-- Start GIVEN RECORDS --
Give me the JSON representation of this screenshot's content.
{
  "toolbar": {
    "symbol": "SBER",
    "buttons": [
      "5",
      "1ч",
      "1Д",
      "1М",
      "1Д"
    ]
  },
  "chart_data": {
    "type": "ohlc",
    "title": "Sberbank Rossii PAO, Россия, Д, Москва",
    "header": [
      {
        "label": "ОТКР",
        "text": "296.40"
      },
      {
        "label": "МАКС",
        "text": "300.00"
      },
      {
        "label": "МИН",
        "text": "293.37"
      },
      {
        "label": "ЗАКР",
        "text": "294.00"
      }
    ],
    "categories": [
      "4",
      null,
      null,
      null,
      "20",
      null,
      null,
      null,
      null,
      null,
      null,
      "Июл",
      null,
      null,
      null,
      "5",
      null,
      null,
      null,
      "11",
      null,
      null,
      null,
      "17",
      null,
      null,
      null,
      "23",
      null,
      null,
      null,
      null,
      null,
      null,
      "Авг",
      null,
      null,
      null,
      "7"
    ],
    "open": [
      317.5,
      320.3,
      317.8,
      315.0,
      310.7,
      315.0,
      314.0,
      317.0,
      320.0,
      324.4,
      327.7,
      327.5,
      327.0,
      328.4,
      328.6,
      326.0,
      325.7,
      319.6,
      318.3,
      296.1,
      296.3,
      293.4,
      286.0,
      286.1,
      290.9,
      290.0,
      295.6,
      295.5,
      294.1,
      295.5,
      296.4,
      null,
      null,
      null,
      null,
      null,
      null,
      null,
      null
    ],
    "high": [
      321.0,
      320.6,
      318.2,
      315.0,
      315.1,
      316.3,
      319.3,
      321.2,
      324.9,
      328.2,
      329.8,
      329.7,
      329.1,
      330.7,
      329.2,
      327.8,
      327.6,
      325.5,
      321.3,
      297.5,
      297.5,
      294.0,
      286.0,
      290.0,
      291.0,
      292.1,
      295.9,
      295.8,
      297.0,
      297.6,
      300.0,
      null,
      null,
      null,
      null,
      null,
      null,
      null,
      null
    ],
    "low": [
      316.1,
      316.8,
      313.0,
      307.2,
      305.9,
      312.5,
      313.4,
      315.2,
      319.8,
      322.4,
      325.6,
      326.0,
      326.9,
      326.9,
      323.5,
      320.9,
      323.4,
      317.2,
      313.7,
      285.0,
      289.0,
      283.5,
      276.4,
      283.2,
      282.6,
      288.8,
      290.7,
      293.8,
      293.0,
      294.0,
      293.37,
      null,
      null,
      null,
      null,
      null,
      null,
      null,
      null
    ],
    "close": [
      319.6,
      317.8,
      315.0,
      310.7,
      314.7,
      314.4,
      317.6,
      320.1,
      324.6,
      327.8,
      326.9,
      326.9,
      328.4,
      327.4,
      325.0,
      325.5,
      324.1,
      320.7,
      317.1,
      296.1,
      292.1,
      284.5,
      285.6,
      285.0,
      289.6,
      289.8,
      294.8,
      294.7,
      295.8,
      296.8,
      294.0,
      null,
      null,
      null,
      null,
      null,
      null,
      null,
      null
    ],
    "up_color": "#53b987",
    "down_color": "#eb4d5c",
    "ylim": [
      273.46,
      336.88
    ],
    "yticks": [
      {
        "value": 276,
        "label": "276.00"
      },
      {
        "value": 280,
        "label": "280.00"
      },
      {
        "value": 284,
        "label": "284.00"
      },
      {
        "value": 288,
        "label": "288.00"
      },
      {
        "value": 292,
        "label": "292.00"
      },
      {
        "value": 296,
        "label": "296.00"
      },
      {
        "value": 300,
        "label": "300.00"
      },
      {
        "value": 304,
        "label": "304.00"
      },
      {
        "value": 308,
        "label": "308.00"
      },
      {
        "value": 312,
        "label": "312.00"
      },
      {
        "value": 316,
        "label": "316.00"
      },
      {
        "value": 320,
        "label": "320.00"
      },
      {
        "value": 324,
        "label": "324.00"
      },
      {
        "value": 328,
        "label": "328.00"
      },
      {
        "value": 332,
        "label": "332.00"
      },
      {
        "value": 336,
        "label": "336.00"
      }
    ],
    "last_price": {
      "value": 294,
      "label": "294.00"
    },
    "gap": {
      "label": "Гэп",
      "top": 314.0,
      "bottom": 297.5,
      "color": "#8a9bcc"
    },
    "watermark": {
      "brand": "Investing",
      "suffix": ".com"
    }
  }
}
-- End GIVEN RECORDS --
[WHAT IS ASKED] Each record must be returned exactly as it is written.

[FINAL ANSWER]
Give me the JSON representation of this screenshot's content.
{
  "toolbar": {
    "symbol": "SBER",
    "buttons": [
      "5",
      "1ч",
      "1Д",
      "1М",
      "1Д"
    ]
  },
  "chart_data": {
    "type": "ohlc",
    "title": "Sberbank Rossii PAO, Россия, Д, Москва",
    "header": [
      {
        "label": "ОТКР",
        "text": "296.40"
      },
      {
        "label": "МАКС",
        "text": "300.00"
      },
      {
        "label": "МИН",
        "text": "293.37"
      },
      {
        "label": "ЗАКР",
        "text": "294.00"
      }
    ],
    "categories": [
      "4",
      null,
      null,
      null,
      "20",
      null,
      null,
      null,
      null,
      null,
      null,
      "Июл",
      null,
      null,
      null,
      "5",
      null,
      null,
      null,
      "11",
      null,
      null,
      null,
      "17",
      null,
      null,
      null,
      "23",
      null,
      null,
      null,
      null,
      null,
      null,
      "Авг",
      null,
      null,
      null,
      "7"
    ],
    "open": [
      317.5,
      320.3,
      317.8,
      315.0,
      310.7,
      315.0,
      314.0,
      317.0,
      320.0,
      324.4,
      327.7,
      327.5,
      327.0,
      328.4,
      328.6,
      326.0,
      325.7,
      319.6,
      318.3,
      296.1,
      296.3,
      293.4,
      286.0,
      286.1,
      290.9,
      290.0,
      295.6,
      295.5,
      294.1,
      295.5,
      296.4,
      null,
      null,
      null,
      null,
      null,
      null,
      null,
      null
    ],
    "high": [
      321.0,
      320.6,
      318.2,
      315.0,
      315.1,
      316.3,
      319.3,
      321.2,
      324.9,
      328.2,
      329.8,
      329.7,
      329.1,
      330.7,
      329.2,
      327.8,
      327.6,
      325.5,
      321.3,
      297.5,
      297.5,
      294.0,
      286.0,
      290.0,
      291.0,
      292.1,
      295.9,
      295.8,
      297.0,
      297.6,
      300.0,
      null,
      null,
      null,
      null,
      null,
      null,
      null,
      null
    ],
    "low": [
      316.1,
      316.8,
      313.0,
      307.2,
      305.9,
      312.5,
      313.4,
      315.2,
      319.8,
      322.4,
      325.6,
      326.0,
      326.9,
      326.9,
      323.5,
      320.9,
      323.4,
      317.2,
      313.7,
      285.0,
      289.0,
      283.5,
      276.4,
      283.2,
      282.6,
      288.8,
      290.7,
      293.8,
      293.0,
      294.0,
      293.37,
      null,
      null,
      null,
      null,
      null,
      null,
      null,
      null
    ],
    "close": [
      319.6,
      317.8,
      315.0,
      310.7,
      314.7,
      314.4,
      317.6,
      320.1,
      324.6,
      327.8,
      326.9,
      326.9,
      328.4,
      327.4,
      325.0,
      325.5,
      324.1,
      320.7,
      317.1,
      296.1,
      292.1,
      284.5,
      285.6,
      285.0,
      289.6,
      289.8,
      294.8,
      294.7,
      295.8,
      296.8,
      294.0,
      null,
      null,
      null,
      null,
      null,
      null,
      null,
      null
    ],
    "up_color": "#53b987",
    "down_color": "#eb4d5c",
    "ylim": [
      273.46,
      336.88
    ],
    "yticks": [
      {
        "value": 276,
        "label": "276.00"
      },
      {
        "value": 280,
        "label": "280.00"
      },
      {
        "value": 284,
        "label": "284.00"
      },
      {
        "value": 288,
        "label": "288.00"
      },
      {
        "value": 292,
        "label": "292.00"
      },
      {
        "value": 296,
        "label": "296.00"
      },
      {
        "value": 300,
        "label": "300.00"
      },
      {
        "value": 304,
        "label": "304.00"
      },
      {
        "value": 308,
        "label": "308.00"
      },
      {
        "value": 312,
        "label": "312.00"
      },
      {
        "value": 316,
        "label": "316.00"
      },
      {
        "value": 320,
        "label": "320.00"
      },
      {
        "value": 324,
        "label": "324.00"
      },
      {
        "value": 328,
        "label": "328.00"
      },
      {
        "value": 332,
        "label": "332.00"
      },
      {
        "value": 336,
        "label": "336.00"
      }
    ],
    "last_price": {
      "value": 294,
      "label": "294.00"
    },
    "gap": {
      "label": "Гэп",
      "top": 314.0,
      "bottom": 297.5,
      "color": "#8a9bcc"
    },
    "watermark": {
      "brand": "Investing",
      "suffix": ".com"
    }
  }
}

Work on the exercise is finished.